Objective:
Check each line of the material below, and copy it if it holds the string "Your".

[Collected data entries]
# # #
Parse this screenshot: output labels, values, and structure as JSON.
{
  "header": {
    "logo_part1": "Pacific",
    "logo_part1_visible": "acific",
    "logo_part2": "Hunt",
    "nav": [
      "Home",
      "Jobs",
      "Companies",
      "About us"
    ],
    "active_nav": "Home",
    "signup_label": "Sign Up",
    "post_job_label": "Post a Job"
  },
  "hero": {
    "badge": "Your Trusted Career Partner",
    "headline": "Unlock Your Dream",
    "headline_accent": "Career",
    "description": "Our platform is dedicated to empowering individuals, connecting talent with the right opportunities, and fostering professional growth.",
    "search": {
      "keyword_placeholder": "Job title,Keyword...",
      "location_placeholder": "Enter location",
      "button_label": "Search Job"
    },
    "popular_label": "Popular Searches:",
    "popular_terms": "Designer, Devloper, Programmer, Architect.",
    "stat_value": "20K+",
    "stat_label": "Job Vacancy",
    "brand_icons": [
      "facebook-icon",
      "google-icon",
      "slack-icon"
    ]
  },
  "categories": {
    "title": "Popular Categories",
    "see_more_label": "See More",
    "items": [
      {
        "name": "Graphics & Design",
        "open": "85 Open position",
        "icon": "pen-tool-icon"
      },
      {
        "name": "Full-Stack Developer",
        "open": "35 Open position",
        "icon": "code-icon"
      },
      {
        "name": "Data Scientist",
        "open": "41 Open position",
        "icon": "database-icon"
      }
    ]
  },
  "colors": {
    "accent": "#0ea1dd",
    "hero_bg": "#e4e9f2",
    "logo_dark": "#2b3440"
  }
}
# # #
Response:
    "badge": "Your Trusted Career Partner",
    "headline": "Unlock Your Dream",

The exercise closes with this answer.